-- start Records for the exercise --

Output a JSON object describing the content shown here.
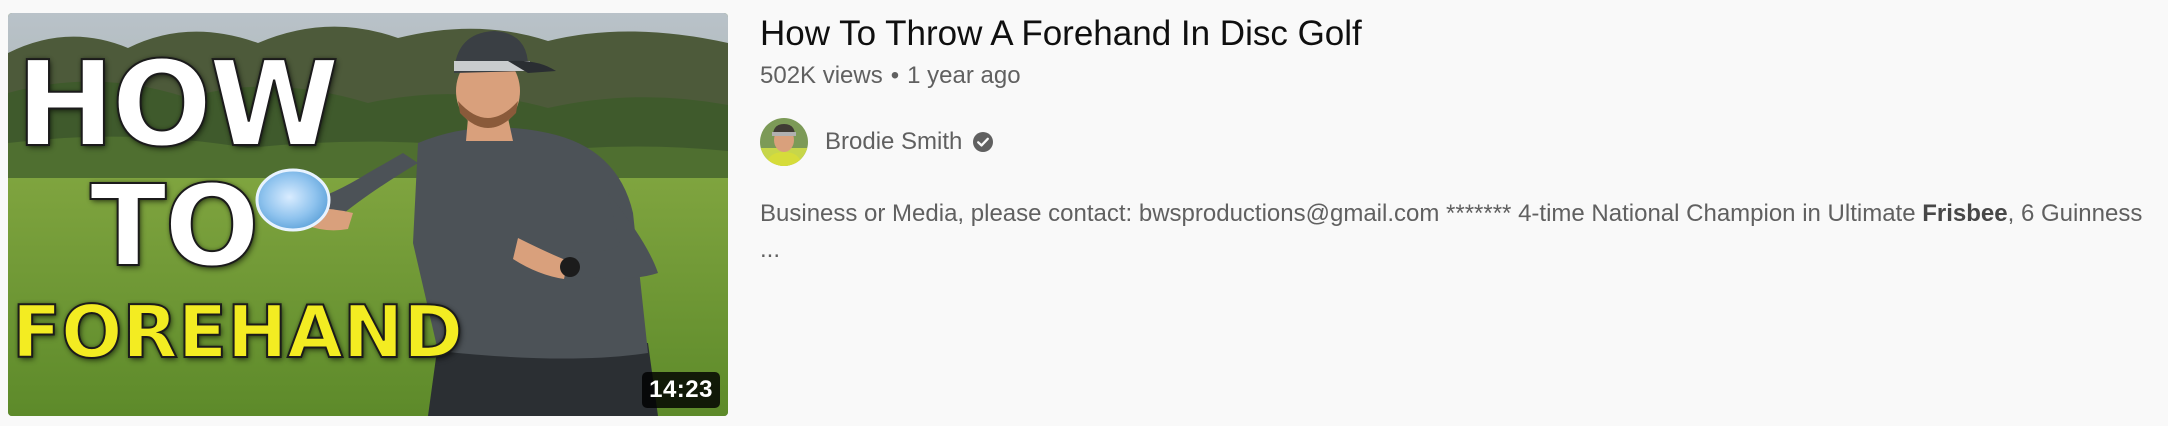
{
  "video": {
    "duration": "14:23",
    "thumbnail": {
      "line1": "HOW",
      "line2": "TO",
      "line3": "FOREHAND",
      "line1_color": "#ffffff",
      "line3_color": "#f3ec22"
    },
    "title": "How To Throw A Forehand In Disc Golf",
    "views": "502K views",
    "separator": "•",
    "age": "1 year ago",
    "channel": {
      "name": "Brodie Smith",
      "verified_icon": "verified-check-icon"
    },
    "description": {
      "before": "Business or Media, please contact: bwsproductions@gmail.com ******* 4-time National Champion in Ultimate ",
      "highlight": "Frisbee",
      "after": ", 6 Guinness ..."
    }
  },
  "colors": {
    "background": "#f9f9f9",
    "title": "#0f0f0f",
    "secondary_text": "#606060"
  }
}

-- end Records for the exercise --

Omit the pictures and output all of the other material exactly.

→ **The solution**:
Output a JSON object describing the content shown here.
{
  "video": {
    "duration": "14:23",
    "thumbnail": {
      "line1": "HOW",
      "line2": "TO",
      "line3": "FOREHAND",
      "line1_color": "#ffffff",
      "line3_color": "#f3ec22"
    },
    "title": "How To Throw A Forehand In Disc Golf",
    "views": "502K views",
    "separator": "•",
    "age": "1 year ago",
    "channel": {
      "name": "Brodie Smith",
      "verified_icon": "verified-check-icon"
    },
    "description": {
      "before": "Business or Media, please contact: bwsproductions@gmail.com ******* 4-time National Champion in Ultimate ",
      "highlight": "Frisbee",
      "after": ", 6 Guinness ..."
    }
  },
  "colors": {
    "background": "#f9f9f9",
    "title": "#0f0f0f",
    "secondary_text": "#606060"
  }
}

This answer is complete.